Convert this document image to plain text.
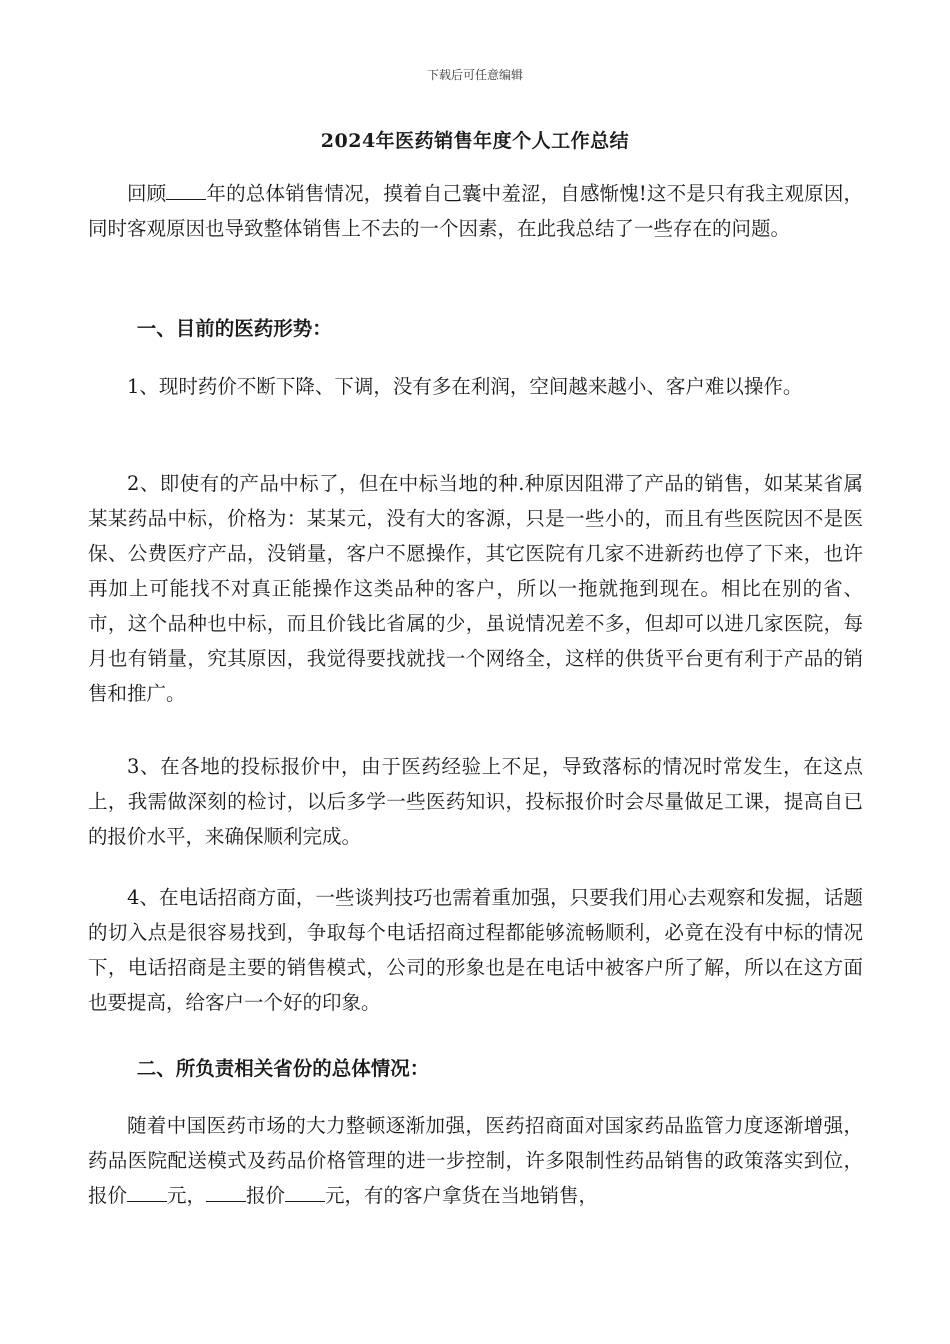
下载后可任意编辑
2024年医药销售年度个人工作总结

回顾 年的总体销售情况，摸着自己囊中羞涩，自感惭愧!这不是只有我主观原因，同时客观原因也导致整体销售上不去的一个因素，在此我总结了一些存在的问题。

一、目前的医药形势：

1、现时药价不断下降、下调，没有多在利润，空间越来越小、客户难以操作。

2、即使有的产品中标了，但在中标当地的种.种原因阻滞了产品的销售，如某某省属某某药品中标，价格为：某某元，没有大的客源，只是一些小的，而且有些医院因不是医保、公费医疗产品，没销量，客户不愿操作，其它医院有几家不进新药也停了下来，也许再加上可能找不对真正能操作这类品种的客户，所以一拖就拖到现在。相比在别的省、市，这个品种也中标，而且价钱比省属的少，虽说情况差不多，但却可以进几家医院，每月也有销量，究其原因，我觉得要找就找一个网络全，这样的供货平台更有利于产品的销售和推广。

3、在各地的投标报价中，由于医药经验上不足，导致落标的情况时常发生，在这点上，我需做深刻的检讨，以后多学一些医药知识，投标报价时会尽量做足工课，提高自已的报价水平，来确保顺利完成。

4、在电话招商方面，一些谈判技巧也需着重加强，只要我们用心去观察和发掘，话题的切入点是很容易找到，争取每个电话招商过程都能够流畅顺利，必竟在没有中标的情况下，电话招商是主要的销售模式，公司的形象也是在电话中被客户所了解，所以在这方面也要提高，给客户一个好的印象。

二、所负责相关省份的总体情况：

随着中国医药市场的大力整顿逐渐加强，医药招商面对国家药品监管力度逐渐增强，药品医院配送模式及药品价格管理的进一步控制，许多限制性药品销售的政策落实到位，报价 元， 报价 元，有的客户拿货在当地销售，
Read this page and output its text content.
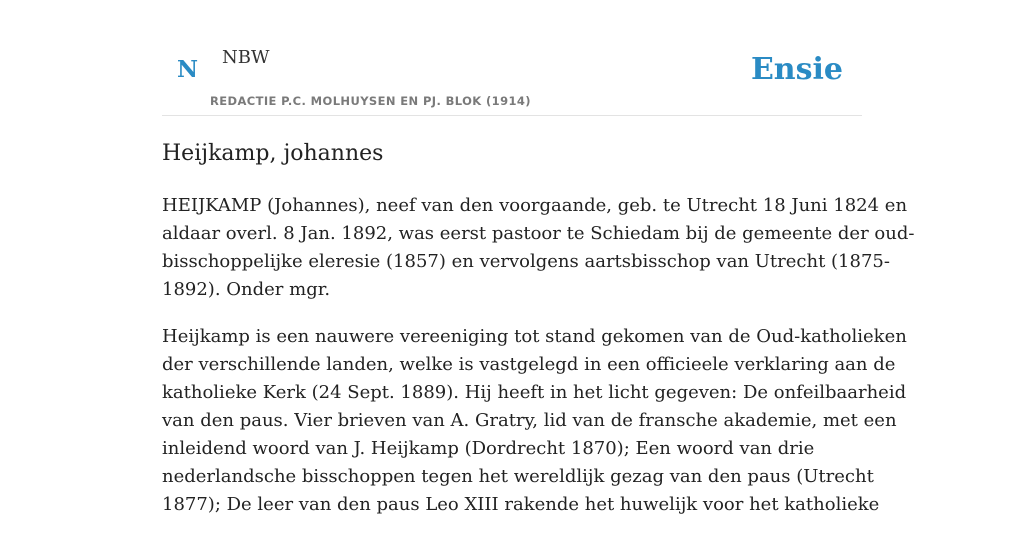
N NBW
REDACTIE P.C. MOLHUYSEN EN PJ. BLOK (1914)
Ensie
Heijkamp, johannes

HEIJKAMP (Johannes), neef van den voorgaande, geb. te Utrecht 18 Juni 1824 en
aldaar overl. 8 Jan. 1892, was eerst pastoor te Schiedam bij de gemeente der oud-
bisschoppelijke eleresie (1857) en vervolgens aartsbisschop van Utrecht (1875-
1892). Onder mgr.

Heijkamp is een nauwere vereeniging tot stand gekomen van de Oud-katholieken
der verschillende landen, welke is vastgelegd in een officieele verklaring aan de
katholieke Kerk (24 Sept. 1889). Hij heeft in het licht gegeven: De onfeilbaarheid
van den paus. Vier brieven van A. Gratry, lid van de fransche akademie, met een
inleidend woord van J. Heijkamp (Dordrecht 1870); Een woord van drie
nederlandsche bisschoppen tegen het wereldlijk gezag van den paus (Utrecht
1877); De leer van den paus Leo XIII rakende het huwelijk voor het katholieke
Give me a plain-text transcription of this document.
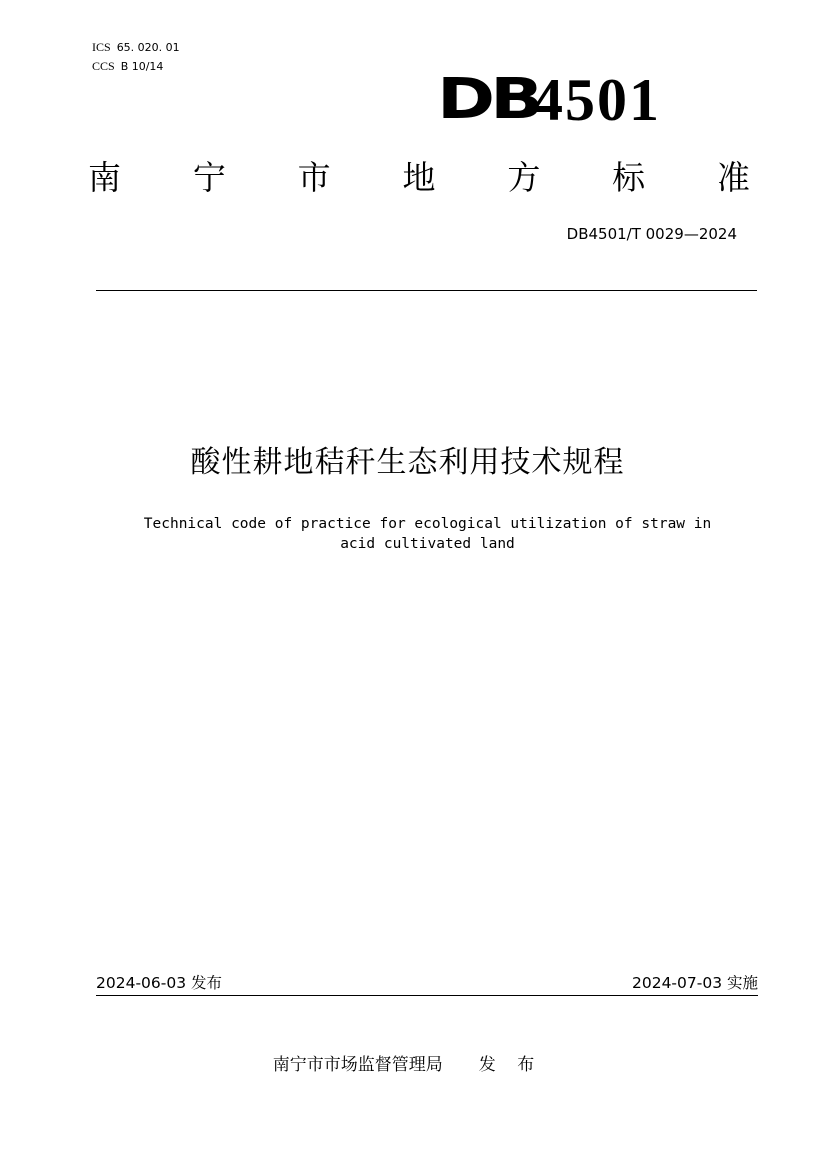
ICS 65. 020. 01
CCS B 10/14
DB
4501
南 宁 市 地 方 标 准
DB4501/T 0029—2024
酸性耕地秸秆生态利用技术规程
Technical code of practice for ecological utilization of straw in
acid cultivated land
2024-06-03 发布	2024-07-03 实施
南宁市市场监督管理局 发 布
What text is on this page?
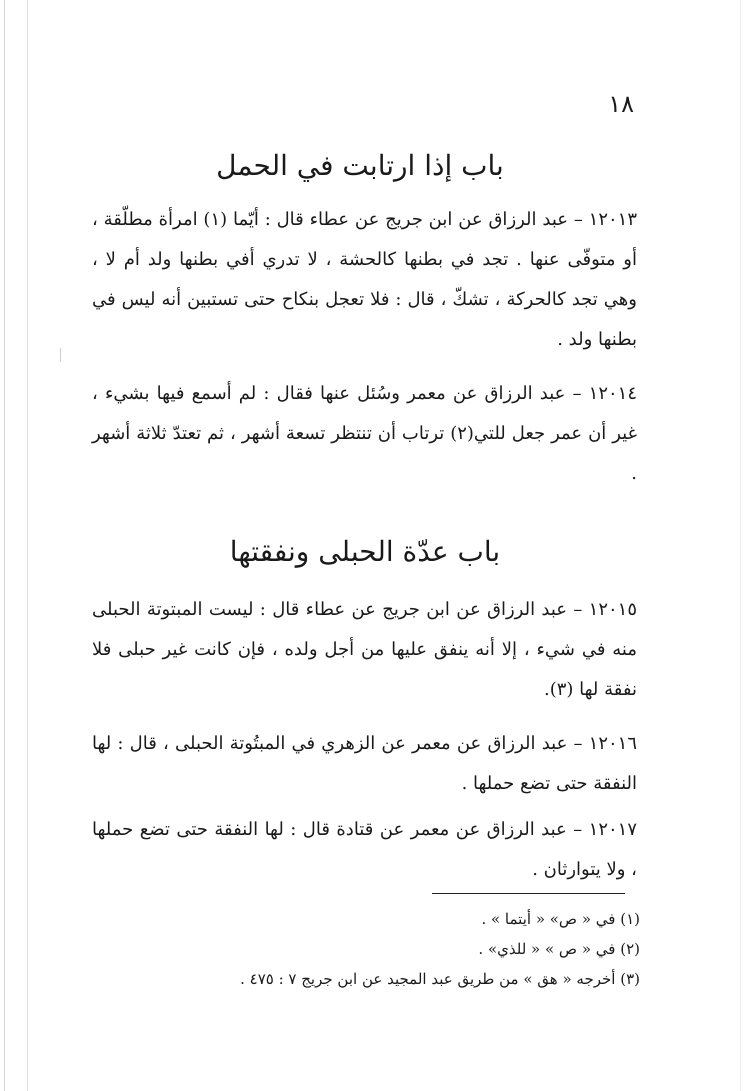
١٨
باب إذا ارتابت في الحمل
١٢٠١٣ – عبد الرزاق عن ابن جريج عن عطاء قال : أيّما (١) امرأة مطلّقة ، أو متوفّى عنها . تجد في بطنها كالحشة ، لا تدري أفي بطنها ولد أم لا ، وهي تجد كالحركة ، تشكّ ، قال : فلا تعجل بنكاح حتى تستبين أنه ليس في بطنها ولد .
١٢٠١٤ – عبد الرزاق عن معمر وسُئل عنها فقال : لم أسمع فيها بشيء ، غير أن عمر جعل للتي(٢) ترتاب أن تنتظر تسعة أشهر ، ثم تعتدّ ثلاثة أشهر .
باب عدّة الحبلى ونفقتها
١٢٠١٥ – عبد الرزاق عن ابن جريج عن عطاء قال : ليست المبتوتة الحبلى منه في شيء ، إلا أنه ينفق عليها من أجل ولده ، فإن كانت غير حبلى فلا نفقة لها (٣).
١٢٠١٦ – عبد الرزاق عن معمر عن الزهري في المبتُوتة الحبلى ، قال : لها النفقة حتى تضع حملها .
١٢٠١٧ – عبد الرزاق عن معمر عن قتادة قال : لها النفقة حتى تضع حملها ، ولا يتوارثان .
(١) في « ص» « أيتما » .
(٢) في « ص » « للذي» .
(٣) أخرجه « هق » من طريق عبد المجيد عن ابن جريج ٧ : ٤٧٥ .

══════════════════════════════

Quote the preceding listing precisely and completely, omitting its images.

* _RESPONSE FOR THIS EXERCISE_
Convert this document image to plain text.
下载后可任意编辑
2024年医药销售年度个人工作总结

回顾 年的总体销售情况，摸着自己囊中羞涩，自感惭愧!这不是只有我主观原因，同时客观原因也导致整体销售上不去的一个因素，在此我总结了一些存在的问题。

一、目前的医药形势：

1、现时药价不断下降、下调，没有多在利润，空间越来越小、客户难以操作。

2、即使有的产品中标了，但在中标当地的种.种原因阻滞了产品的销售，如某某省属某某药品中标，价格为：某某元，没有大的客源，只是一些小的，而且有些医院因不是医保、公费医疗产品，没销量，客户不愿操作，其它医院有几家不进新药也停了下来，也许再加上可能找不对真正能操作这类品种的客户，所以一拖就拖到现在。相比在别的省、市，这个品种也中标，而且价钱比省属的少，虽说情况差不多，但却可以进几家医院，每月也有销量，究其原因，我觉得要找就找一个网络全，这样的供货平台更有利于产品的销售和推广。

3、在各地的投标报价中，由于医药经验上不足，导致落标的情况时常发生，在这点上，我需做深刻的检讨，以后多学一些医药知识，投标报价时会尽量做足工课，提高自已的报价水平，来确保顺利完成。

4、在电话招商方面，一些谈判技巧也需着重加强，只要我们用心去观察和发掘，话题的切入点是很容易找到，争取每个电话招商过程都能够流畅顺利，必竟在没有中标的情况下，电话招商是主要的销售模式，公司的形象也是在电话中被客户所了解，所以在这方面也要提高，给客户一个好的印象。

二、所负责相关省份的总体情况：

随着中国医药市场的大力整顿逐渐加强，医药招商面对国家药品监管力度逐渐增强，药品医院配送模式及药品价格管理的进一步控制，许多限制性药品销售的政策落实到位，报价 元， 报价 元，有的客户拿货在当地销售，
Read this page and output its text content.
N NBW
REDACTIE P.C. MOLHUYSEN EN PJ. BLOK (1914)
Ensie
Heijkamp, johannes

HEIJKAMP (Johannes), neef van den voorgaande, geb. te Utrecht 18 Juni 1824 en
aldaar overl. 8 Jan. 1892, was eerst pastoor te Schiedam bij de gemeente der oud-
bisschoppelijke eleresie (1857) en vervolgens aartsbisschop van Utrecht (1875-
1892). Onder mgr.

Heijkamp is een nauwere vereeniging tot stand gekomen van de Oud-katholieken
der verschillende landen, welke is vastgelegd in een officieele verklaring aan de
katholieke Kerk (24 Sept. 1889). Hij heeft in het licht gegeven: De onfeilbaarheid
van den paus. Vier brieven van A. Gratry, lid van de fransche akademie, met een
inleidend woord van J. Heijkamp (Dordrecht 1870); Een woord van drie
nederlandsche bisschoppen tegen het wereldlijk gezag van den paus (Utrecht
1877); De leer van den paus Leo XIII rakende het huwelijk voor het katholieke
Give me a plain-text transcription of this document.
ICS 65. 020. 01
CCS B 10/14
DB
4501
南 宁 市 地 方 标 准
DB4501/T 0029—2024
酸性耕地秸秆生态利用技术规程
Technical code of practice for ecological utilization of straw in
acid cultivated land
2024-06-03 发布	2024-07-03 实施
南宁市市场监督管理局 发 布
What text is on this page?
١٨
باب إذا ارتابت في الحمل
١٢٠١٣ – عبد الرزاق عن ابن جريج عن عطاء قال : أيّما (١) امرأة مطلّقة ، أو متوفّى عنها . تجد في بطنها كالحشة ، لا تدري أفي بطنها ولد أم لا ، وهي تجد كالحركة ، تشكّ ، قال : فلا تعجل بنكاح حتى تستبين أنه ليس في بطنها ولد .
١٢٠١٤ – عبد الرزاق عن معمر وسُئل عنها فقال : لم أسمع فيها بشيء ، غير أن عمر جعل للتي(٢) ترتاب أن تنتظر تسعة أشهر ، ثم تعتدّ ثلاثة أشهر .
باب عدّة الحبلى ونفقتها
١٢٠١٥ – عبد الرزاق عن ابن جريج عن عطاء قال : ليست المبتوتة الحبلى منه في شيء ، إلا أنه ينفق عليها من أجل ولده ، فإن كانت غير حبلى فلا نفقة لها (٣).
١٢٠١٦ – عبد الرزاق عن معمر عن الزهري في المبتُوتة الحبلى ، قال : لها النفقة حتى تضع حملها .
١٢٠١٧ – عبد الرزاق عن معمر عن قتادة قال : لها النفقة حتى تضع حملها ، ولا يتوارثان .
(١) في « ص» « أيتما » .
(٢) في « ص » « للذي» .
(٣) أخرجه « هق » من طريق عبد المجيد عن ابن جريج ٧ : ٤٧٥ .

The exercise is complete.